--- START Data excerpts ---

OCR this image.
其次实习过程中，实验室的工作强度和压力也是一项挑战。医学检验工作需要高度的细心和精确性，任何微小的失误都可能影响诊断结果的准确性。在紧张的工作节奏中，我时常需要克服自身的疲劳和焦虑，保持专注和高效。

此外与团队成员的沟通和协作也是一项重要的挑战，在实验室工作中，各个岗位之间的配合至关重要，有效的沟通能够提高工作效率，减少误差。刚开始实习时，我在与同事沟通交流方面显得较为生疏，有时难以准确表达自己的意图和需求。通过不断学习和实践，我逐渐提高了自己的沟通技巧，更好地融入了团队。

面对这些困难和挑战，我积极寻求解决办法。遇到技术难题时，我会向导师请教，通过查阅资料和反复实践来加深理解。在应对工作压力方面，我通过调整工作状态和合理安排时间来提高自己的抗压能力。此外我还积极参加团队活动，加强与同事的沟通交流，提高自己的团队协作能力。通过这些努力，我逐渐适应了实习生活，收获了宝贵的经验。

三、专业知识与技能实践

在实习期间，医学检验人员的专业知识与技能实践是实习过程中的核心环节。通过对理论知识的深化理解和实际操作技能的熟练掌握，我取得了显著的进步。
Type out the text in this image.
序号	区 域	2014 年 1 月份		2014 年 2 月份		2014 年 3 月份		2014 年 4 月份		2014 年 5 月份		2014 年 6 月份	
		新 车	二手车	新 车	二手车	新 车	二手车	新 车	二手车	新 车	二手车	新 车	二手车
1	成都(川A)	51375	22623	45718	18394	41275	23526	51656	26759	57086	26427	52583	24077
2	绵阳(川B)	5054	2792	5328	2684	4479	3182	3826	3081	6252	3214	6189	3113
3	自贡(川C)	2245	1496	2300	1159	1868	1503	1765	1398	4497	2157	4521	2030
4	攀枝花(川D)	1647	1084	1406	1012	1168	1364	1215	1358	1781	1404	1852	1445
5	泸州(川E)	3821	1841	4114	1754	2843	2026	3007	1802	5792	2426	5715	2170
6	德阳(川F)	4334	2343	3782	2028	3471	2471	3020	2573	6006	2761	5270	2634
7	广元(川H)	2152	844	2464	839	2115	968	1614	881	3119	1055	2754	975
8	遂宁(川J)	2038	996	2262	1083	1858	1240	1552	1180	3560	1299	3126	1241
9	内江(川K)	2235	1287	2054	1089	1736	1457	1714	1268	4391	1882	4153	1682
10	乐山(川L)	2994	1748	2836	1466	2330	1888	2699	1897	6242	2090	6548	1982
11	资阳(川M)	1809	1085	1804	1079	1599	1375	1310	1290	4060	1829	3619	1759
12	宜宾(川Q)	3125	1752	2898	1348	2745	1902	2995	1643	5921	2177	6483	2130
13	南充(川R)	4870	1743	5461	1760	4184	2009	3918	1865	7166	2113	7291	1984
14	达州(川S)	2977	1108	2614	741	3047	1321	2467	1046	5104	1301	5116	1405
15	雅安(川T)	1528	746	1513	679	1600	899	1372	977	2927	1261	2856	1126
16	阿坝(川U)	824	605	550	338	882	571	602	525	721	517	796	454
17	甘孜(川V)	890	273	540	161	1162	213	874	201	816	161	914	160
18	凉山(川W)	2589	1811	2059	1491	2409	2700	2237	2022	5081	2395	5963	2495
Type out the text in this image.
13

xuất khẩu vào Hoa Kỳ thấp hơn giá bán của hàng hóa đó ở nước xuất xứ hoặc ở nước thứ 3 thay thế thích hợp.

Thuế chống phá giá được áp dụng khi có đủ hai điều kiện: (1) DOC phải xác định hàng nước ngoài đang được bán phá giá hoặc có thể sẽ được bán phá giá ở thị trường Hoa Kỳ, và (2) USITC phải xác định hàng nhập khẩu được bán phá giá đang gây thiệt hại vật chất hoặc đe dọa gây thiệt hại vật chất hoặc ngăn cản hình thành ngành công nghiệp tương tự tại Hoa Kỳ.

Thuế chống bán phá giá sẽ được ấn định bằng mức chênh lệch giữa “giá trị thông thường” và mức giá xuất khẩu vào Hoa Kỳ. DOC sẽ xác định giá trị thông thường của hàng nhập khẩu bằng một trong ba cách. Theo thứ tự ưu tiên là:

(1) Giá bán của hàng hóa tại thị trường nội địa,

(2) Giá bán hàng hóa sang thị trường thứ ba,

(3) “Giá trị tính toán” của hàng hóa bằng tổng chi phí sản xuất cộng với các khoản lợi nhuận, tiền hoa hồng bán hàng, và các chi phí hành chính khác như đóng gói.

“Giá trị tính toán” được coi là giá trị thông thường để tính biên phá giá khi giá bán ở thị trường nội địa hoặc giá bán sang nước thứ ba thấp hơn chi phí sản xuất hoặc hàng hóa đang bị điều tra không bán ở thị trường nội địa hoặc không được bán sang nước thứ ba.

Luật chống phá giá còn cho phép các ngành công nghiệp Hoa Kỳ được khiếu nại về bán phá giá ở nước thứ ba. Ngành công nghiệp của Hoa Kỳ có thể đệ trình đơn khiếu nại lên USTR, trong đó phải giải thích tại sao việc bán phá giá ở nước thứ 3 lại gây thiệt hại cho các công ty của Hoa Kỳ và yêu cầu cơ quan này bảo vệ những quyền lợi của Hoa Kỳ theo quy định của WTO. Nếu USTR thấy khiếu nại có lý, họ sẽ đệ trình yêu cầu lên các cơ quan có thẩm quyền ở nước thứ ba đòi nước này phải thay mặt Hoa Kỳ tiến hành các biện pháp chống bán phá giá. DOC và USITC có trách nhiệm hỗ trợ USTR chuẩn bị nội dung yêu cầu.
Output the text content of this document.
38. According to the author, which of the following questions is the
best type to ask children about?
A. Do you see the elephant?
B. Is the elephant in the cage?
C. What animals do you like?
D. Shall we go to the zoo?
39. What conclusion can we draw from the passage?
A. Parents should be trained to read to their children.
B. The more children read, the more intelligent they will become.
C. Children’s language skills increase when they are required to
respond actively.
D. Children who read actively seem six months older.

--- END Data excerpts ---

* **Task requirements**
Write an exact transcription of every entry above.

* **Solved exercise**
OCR this image.
其次实习过程中，实验室的工作强度和压力也是一项挑战。医学检验工作需要高度的细心和精确性，任何微小的失误都可能影响诊断结果的准确性。在紧张的工作节奏中，我时常需要克服自身的疲劳和焦虑，保持专注和高效。

此外与团队成员的沟通和协作也是一项重要的挑战，在实验室工作中，各个岗位之间的配合至关重要，有效的沟通能够提高工作效率，减少误差。刚开始实习时，我在与同事沟通交流方面显得较为生疏，有时难以准确表达自己的意图和需求。通过不断学习和实践，我逐渐提高了自己的沟通技巧，更好地融入了团队。

面对这些困难和挑战，我积极寻求解决办法。遇到技术难题时，我会向导师请教，通过查阅资料和反复实践来加深理解。在应对工作压力方面，我通过调整工作状态和合理安排时间来提高自己的抗压能力。此外我还积极参加团队活动，加强与同事的沟通交流，提高自己的团队协作能力。通过这些努力，我逐渐适应了实习生活，收获了宝贵的经验。

三、专业知识与技能实践

在实习期间，医学检验人员的专业知识与技能实践是实习过程中的核心环节。通过对理论知识的深化理解和实际操作技能的熟练掌握，我取得了显著的进步。
Type out the text in this image.
序号	区 域	2014 年 1 月份		2014 年 2 月份		2014 年 3 月份		2014 年 4 月份		2014 年 5 月份		2014 年 6 月份	
		新 车	二手车	新 车	二手车	新 车	二手车	新 车	二手车	新 车	二手车	新 车	二手车
1	成都(川A)	51375	22623	45718	18394	41275	23526	51656	26759	57086	26427	52583	24077
2	绵阳(川B)	5054	2792	5328	2684	4479	3182	3826	3081	6252	3214	6189	3113
3	自贡(川C)	2245	1496	2300	1159	1868	1503	1765	1398	4497	2157	4521	2030
4	攀枝花(川D)	1647	1084	1406	1012	1168	1364	1215	1358	1781	1404	1852	1445
5	泸州(川E)	3821	1841	4114	1754	2843	2026	3007	1802	5792	2426	5715	2170
6	德阳(川F)	4334	2343	3782	2028	3471	2471	3020	2573	6006	2761	5270	2634
7	广元(川H)	2152	844	2464	839	2115	968	1614	881	3119	1055	2754	975
8	遂宁(川J)	2038	996	2262	1083	1858	1240	1552	1180	3560	1299	3126	1241
9	内江(川K)	2235	1287	2054	1089	1736	1457	1714	1268	4391	1882	4153	1682
10	乐山(川L)	2994	1748	2836	1466	2330	1888	2699	1897	6242	2090	6548	1982
11	资阳(川M)	1809	1085	1804	1079	1599	1375	1310	1290	4060	1829	3619	1759
12	宜宾(川Q)	3125	1752	2898	1348	2745	1902	2995	1643	5921	2177	6483	2130
13	南充(川R)	4870	1743	5461	1760	4184	2009	3918	1865	7166	2113	7291	1984
14	达州(川S)	2977	1108	2614	741	3047	1321	2467	1046	5104	1301	5116	1405
15	雅安(川T)	1528	746	1513	679	1600	899	1372	977	2927	1261	2856	1126
16	阿坝(川U)	824	605	550	338	882	571	602	525	721	517	796	454
17	甘孜(川V)	890	273	540	161	1162	213	874	201	816	161	914	160
18	凉山(川W)	2589	1811	2059	1491	2409	2700	2237	2022	5081	2395	5963	2495
Type out the text in this image.
13

xuất khẩu vào Hoa Kỳ thấp hơn giá bán của hàng hóa đó ở nước xuất xứ hoặc ở nước thứ 3 thay thế thích hợp.

Thuế chống phá giá được áp dụng khi có đủ hai điều kiện: (1) DOC phải xác định hàng nước ngoài đang được bán phá giá hoặc có thể sẽ được bán phá giá ở thị trường Hoa Kỳ, và (2) USITC phải xác định hàng nhập khẩu được bán phá giá đang gây thiệt hại vật chất hoặc đe dọa gây thiệt hại vật chất hoặc ngăn cản hình thành ngành công nghiệp tương tự tại Hoa Kỳ.

Thuế chống bán phá giá sẽ được ấn định bằng mức chênh lệch giữa “giá trị thông thường” và mức giá xuất khẩu vào Hoa Kỳ. DOC sẽ xác định giá trị thông thường của hàng nhập khẩu bằng một trong ba cách. Theo thứ tự ưu tiên là:

(1) Giá bán của hàng hóa tại thị trường nội địa,

(2) Giá bán hàng hóa sang thị trường thứ ba,

(3) “Giá trị tính toán” của hàng hóa bằng tổng chi phí sản xuất cộng với các khoản lợi nhuận, tiền hoa hồng bán hàng, và các chi phí hành chính khác như đóng gói.

“Giá trị tính toán” được coi là giá trị thông thường để tính biên phá giá khi giá bán ở thị trường nội địa hoặc giá bán sang nước thứ ba thấp hơn chi phí sản xuất hoặc hàng hóa đang bị điều tra không bán ở thị trường nội địa hoặc không được bán sang nước thứ ba.

Luật chống phá giá còn cho phép các ngành công nghiệp Hoa Kỳ được khiếu nại về bán phá giá ở nước thứ ba. Ngành công nghiệp của Hoa Kỳ có thể đệ trình đơn khiếu nại lên USTR, trong đó phải giải thích tại sao việc bán phá giá ở nước thứ 3 lại gây thiệt hại cho các công ty của Hoa Kỳ và yêu cầu cơ quan này bảo vệ những quyền lợi của Hoa Kỳ theo quy định của WTO. Nếu USTR thấy khiếu nại có lý, họ sẽ đệ trình yêu cầu lên các cơ quan có thẩm quyền ở nước thứ ba đòi nước này phải thay mặt Hoa Kỳ tiến hành các biện pháp chống bán phá giá. DOC và USITC có trách nhiệm hỗ trợ USTR chuẩn bị nội dung yêu cầu.
Output the text content of this document.
38. According to the author, which of the following questions is the
best type to ask children about?
A. Do you see the elephant?
B. Is the elephant in the cage?
C. What animals do you like?
D. Shall we go to the zoo?
39. What conclusion can we draw from the passage?
A. Parents should be trained to read to their children.
B. The more children read, the more intelligent they will become.
C. Children’s language skills increase when they are required to
respond actively.
D. Children who read actively seem six months older.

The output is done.